▸ EXERCISE DETAILS:
Can you pull out each line of the data below that includes the word "SHIRT"?

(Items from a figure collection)
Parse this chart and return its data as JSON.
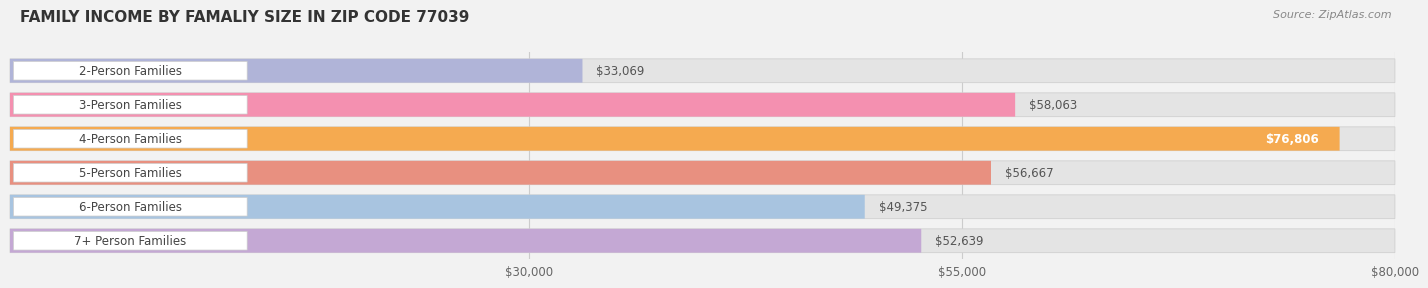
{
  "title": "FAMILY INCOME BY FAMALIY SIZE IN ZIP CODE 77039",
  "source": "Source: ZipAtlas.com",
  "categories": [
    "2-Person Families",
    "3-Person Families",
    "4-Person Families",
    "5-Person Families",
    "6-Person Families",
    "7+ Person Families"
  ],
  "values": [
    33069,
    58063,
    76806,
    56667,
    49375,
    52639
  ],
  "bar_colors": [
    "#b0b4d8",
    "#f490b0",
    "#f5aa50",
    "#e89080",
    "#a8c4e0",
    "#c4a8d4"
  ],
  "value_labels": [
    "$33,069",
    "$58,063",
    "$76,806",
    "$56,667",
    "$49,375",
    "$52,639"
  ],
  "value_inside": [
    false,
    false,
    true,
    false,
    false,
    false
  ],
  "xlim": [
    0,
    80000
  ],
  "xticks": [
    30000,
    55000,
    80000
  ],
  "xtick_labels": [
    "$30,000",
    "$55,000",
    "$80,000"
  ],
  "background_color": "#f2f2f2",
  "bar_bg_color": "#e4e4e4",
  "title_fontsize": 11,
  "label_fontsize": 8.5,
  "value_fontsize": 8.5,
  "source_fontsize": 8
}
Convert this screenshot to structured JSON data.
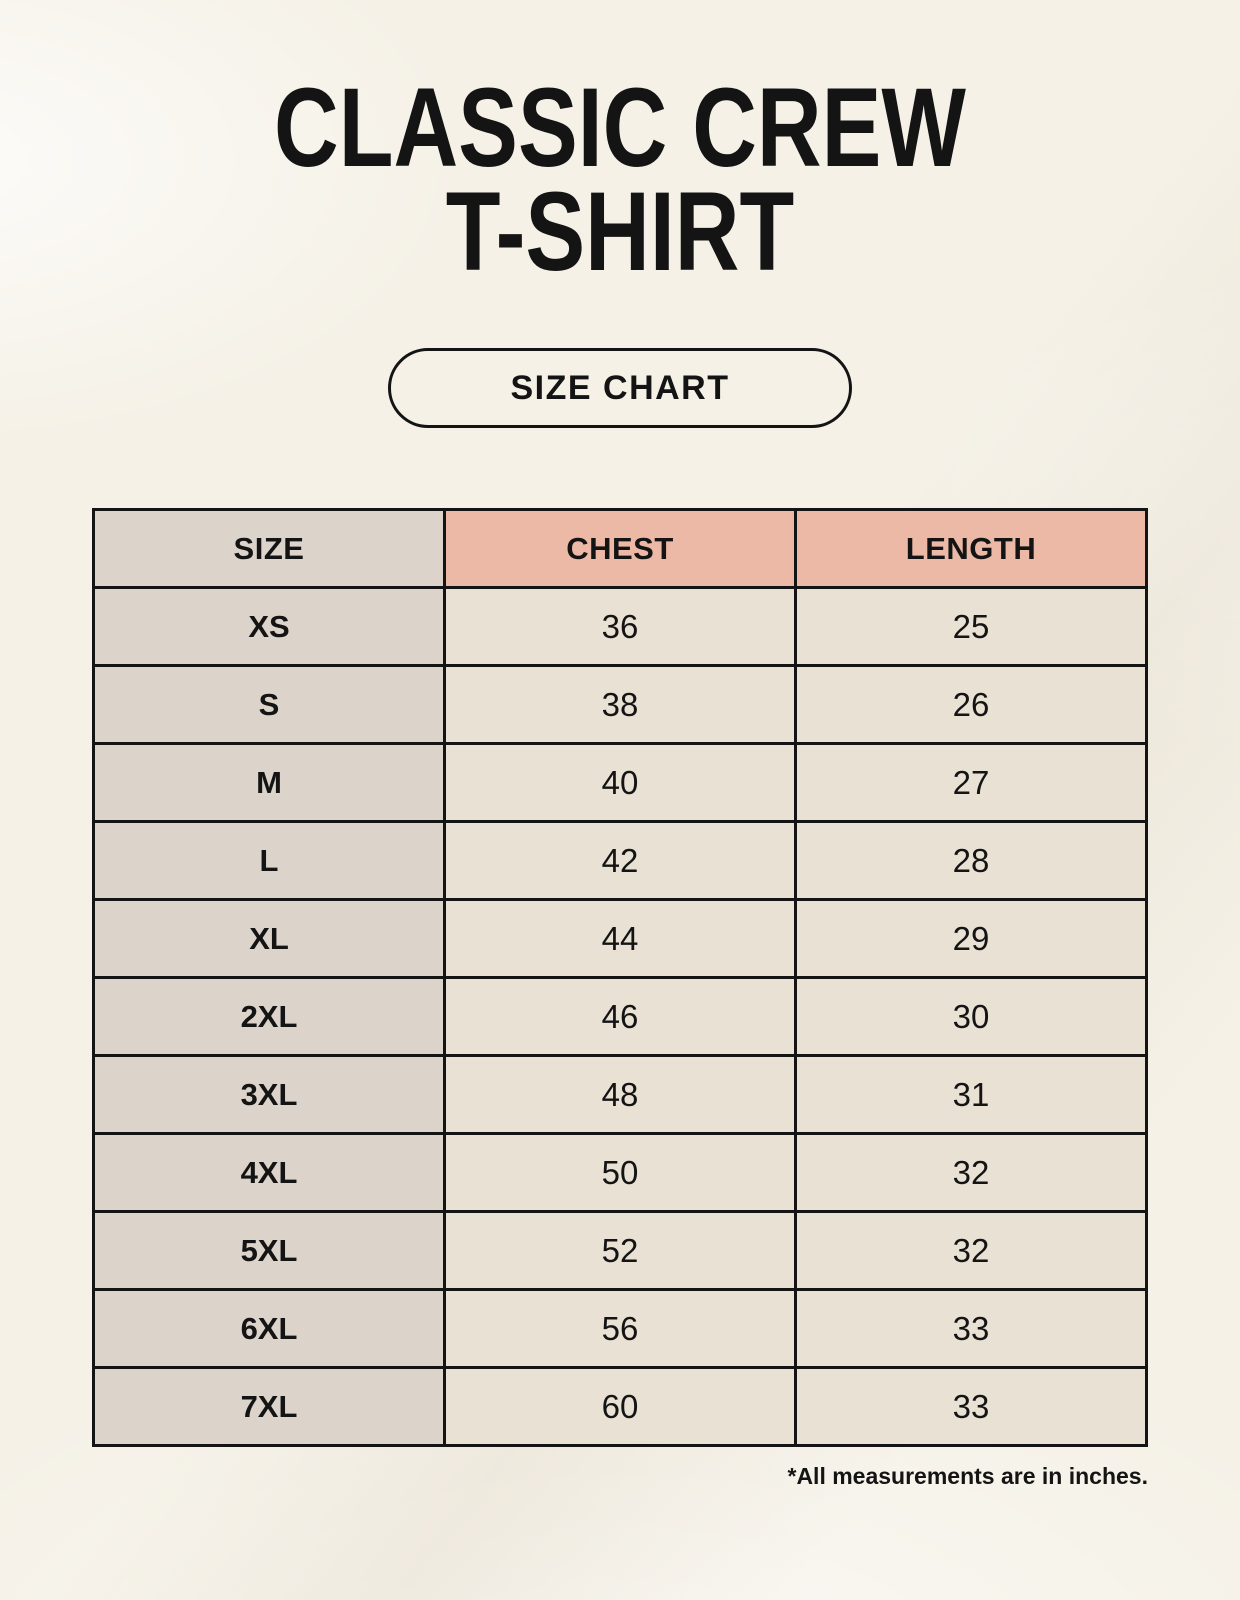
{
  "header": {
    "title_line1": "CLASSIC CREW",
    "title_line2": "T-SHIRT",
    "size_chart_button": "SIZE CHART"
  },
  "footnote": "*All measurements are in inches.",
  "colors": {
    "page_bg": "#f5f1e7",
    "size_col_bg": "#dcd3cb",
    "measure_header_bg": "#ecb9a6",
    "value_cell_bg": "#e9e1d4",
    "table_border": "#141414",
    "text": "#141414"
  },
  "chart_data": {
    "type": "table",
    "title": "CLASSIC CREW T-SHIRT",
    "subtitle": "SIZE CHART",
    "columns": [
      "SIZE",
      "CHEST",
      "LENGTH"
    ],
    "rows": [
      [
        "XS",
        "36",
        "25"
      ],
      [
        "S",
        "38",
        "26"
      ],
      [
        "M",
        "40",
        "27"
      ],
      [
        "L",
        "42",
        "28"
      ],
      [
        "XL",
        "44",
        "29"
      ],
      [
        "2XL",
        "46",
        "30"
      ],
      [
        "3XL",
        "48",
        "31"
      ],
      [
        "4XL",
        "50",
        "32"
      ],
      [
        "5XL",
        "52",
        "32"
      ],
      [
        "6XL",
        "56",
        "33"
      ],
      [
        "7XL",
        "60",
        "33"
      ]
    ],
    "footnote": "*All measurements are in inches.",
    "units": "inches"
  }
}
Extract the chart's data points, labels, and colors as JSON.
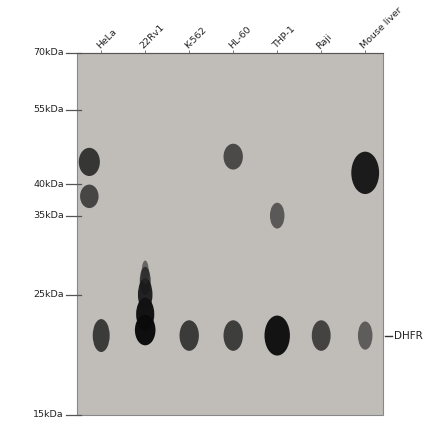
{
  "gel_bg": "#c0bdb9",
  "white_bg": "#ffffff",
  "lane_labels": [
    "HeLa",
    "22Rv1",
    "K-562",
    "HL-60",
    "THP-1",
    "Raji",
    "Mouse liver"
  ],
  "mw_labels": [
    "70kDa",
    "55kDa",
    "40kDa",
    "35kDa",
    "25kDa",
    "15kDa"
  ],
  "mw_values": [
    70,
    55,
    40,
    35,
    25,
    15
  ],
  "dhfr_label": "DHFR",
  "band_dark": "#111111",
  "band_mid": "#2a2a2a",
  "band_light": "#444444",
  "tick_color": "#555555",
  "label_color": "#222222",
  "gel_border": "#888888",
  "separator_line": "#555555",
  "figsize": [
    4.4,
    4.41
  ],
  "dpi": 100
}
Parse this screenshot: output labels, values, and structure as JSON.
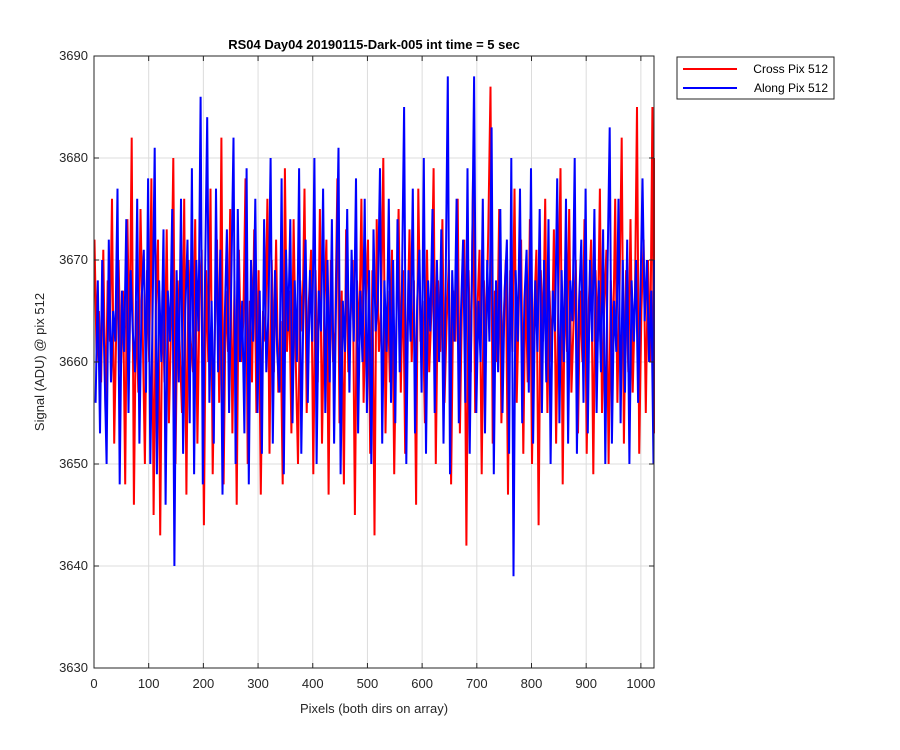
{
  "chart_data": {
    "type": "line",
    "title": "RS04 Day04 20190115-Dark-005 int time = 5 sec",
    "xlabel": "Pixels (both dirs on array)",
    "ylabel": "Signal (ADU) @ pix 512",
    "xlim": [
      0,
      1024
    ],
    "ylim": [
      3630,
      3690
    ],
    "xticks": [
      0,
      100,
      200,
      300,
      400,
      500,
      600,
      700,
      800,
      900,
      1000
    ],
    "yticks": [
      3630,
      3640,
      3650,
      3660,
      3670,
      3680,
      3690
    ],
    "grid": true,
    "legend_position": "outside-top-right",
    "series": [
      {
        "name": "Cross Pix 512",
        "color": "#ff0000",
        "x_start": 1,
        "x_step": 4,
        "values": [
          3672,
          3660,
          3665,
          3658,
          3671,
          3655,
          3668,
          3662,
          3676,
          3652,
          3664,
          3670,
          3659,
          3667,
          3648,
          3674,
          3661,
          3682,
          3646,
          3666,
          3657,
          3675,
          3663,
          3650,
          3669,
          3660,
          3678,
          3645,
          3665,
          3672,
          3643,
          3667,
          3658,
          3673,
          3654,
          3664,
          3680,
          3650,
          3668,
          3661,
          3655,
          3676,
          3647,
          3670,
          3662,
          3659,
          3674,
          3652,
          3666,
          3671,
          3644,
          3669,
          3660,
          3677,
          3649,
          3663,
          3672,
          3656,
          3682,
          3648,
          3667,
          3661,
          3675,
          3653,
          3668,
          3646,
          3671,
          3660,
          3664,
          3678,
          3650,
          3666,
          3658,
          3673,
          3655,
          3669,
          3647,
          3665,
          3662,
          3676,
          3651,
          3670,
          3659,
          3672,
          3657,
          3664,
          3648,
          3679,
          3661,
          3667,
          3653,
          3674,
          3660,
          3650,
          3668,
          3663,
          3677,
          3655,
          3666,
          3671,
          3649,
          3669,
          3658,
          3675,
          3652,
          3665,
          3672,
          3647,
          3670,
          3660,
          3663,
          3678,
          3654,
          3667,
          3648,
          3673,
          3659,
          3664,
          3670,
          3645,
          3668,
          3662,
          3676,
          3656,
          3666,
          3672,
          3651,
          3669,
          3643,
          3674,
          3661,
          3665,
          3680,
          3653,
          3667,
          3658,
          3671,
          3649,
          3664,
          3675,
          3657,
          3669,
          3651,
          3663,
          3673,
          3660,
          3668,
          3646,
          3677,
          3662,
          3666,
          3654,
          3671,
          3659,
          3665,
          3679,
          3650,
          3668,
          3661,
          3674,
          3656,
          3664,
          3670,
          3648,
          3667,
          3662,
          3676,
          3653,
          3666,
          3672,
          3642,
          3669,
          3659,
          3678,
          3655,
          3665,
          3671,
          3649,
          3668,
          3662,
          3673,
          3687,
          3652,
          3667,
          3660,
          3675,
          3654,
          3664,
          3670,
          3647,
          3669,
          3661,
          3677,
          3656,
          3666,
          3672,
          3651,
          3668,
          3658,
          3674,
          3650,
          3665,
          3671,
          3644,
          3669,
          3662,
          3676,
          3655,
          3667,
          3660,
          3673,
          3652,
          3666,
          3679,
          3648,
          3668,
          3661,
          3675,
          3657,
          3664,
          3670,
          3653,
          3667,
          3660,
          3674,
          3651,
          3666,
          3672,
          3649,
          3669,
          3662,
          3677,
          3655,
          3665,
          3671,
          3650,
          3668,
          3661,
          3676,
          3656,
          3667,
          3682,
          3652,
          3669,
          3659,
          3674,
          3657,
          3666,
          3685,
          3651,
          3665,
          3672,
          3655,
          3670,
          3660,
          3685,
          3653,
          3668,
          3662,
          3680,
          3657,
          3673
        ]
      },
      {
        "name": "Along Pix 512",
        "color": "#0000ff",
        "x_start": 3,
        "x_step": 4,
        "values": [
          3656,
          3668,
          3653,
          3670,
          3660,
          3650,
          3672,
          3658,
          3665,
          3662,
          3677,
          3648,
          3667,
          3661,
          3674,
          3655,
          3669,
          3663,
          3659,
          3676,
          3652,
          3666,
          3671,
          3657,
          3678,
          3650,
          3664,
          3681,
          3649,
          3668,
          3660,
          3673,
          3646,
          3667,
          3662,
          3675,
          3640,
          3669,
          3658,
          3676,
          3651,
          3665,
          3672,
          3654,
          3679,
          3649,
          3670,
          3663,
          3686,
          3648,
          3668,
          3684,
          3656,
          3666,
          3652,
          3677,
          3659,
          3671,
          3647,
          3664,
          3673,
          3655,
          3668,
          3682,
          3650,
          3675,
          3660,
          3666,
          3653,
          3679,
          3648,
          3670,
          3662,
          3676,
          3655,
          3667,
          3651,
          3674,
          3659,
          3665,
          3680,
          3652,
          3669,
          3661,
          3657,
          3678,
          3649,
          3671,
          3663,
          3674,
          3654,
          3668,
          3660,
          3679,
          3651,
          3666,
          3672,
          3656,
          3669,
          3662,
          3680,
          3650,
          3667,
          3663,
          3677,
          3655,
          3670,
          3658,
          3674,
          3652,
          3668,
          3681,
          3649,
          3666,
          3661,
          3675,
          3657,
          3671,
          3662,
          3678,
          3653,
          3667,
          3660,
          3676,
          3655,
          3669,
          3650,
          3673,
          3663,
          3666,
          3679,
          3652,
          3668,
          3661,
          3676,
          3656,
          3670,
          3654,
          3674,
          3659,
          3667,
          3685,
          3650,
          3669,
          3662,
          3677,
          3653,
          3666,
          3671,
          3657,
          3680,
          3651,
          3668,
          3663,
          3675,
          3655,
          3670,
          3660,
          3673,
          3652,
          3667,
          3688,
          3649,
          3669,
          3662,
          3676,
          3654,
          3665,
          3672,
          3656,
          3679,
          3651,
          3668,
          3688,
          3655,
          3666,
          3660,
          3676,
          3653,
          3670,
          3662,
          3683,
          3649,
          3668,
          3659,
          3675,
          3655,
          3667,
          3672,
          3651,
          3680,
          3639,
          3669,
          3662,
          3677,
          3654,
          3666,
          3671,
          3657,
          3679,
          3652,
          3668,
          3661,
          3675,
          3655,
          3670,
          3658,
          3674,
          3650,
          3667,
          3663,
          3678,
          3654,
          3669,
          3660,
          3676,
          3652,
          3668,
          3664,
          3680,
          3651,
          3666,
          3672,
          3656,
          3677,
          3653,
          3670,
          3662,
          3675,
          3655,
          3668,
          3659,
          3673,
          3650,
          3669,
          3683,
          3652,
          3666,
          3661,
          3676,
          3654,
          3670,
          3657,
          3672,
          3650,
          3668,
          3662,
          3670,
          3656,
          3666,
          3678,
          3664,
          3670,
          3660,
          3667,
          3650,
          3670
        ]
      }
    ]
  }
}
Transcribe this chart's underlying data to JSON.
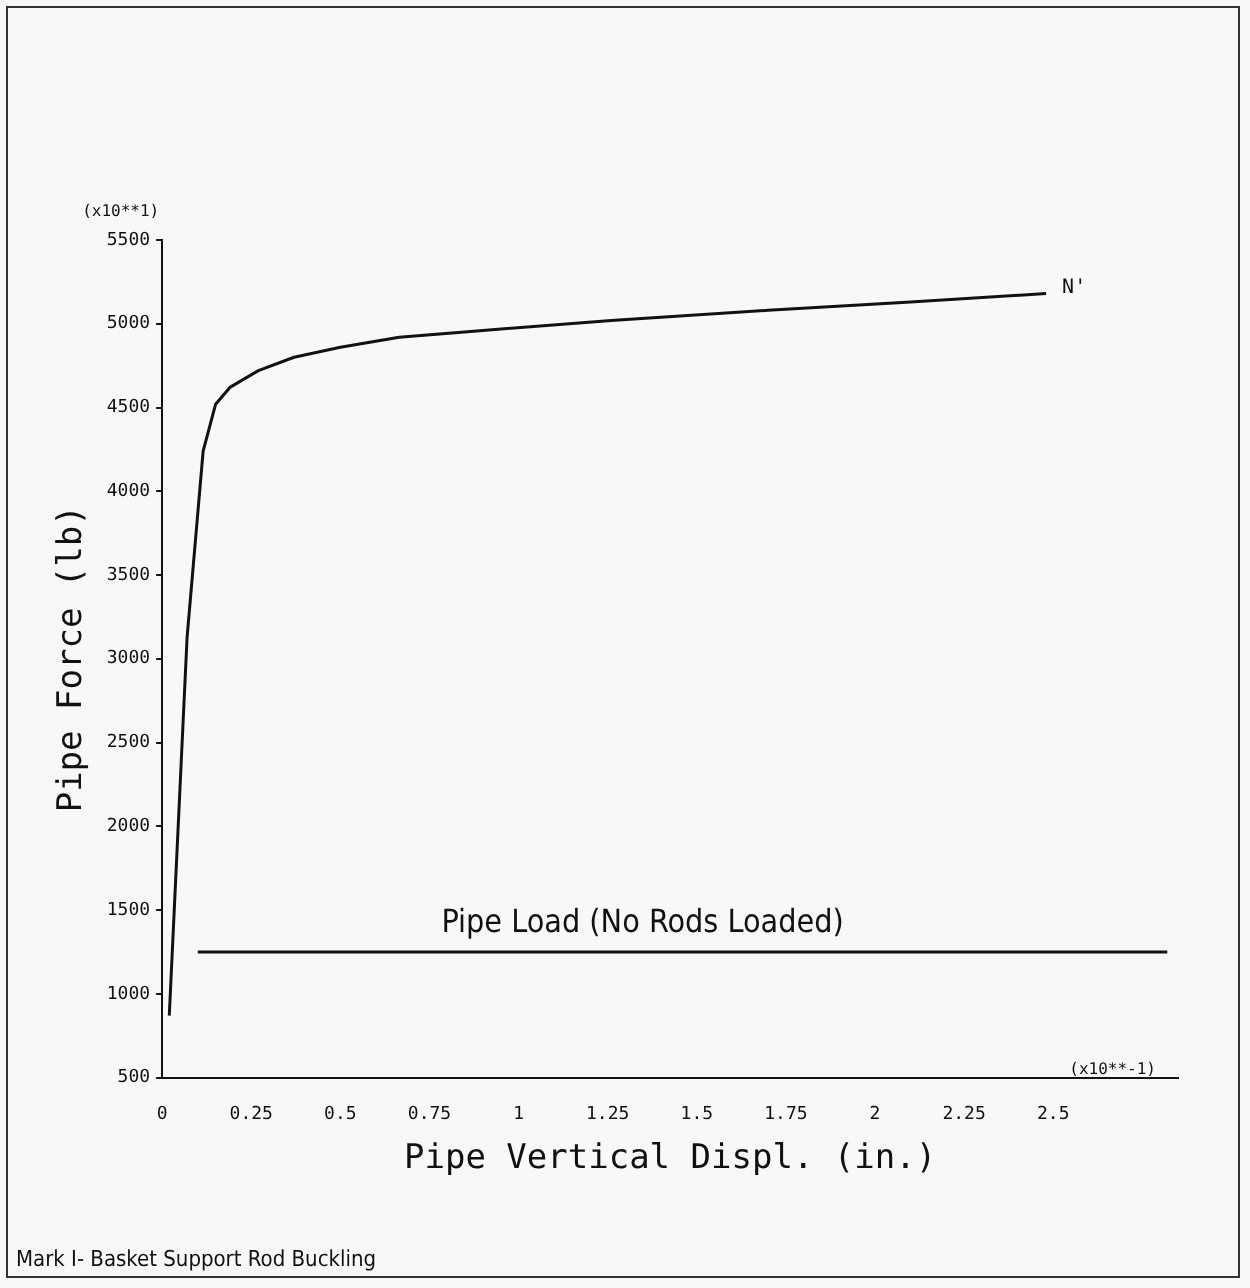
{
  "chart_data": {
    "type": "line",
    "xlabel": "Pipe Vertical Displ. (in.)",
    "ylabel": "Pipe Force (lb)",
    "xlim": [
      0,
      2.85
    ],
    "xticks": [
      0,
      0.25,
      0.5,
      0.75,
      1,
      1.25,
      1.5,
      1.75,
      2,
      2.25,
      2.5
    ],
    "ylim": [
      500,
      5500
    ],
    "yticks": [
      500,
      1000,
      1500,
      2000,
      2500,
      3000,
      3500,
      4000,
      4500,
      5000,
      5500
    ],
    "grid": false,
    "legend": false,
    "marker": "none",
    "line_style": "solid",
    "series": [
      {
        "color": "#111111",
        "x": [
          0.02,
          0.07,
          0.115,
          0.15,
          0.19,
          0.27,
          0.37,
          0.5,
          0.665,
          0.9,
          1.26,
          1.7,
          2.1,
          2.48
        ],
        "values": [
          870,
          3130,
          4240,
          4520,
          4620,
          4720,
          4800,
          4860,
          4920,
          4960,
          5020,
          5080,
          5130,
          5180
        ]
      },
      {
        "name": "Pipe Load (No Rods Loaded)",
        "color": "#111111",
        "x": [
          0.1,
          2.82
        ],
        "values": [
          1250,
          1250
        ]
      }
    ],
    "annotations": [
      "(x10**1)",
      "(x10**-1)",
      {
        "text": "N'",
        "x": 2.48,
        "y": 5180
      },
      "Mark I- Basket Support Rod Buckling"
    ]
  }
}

▸ SOLUTION:
    "title_line2": "T-SHIRT",
    "title": "CLASSIC CREW T-SHIRT",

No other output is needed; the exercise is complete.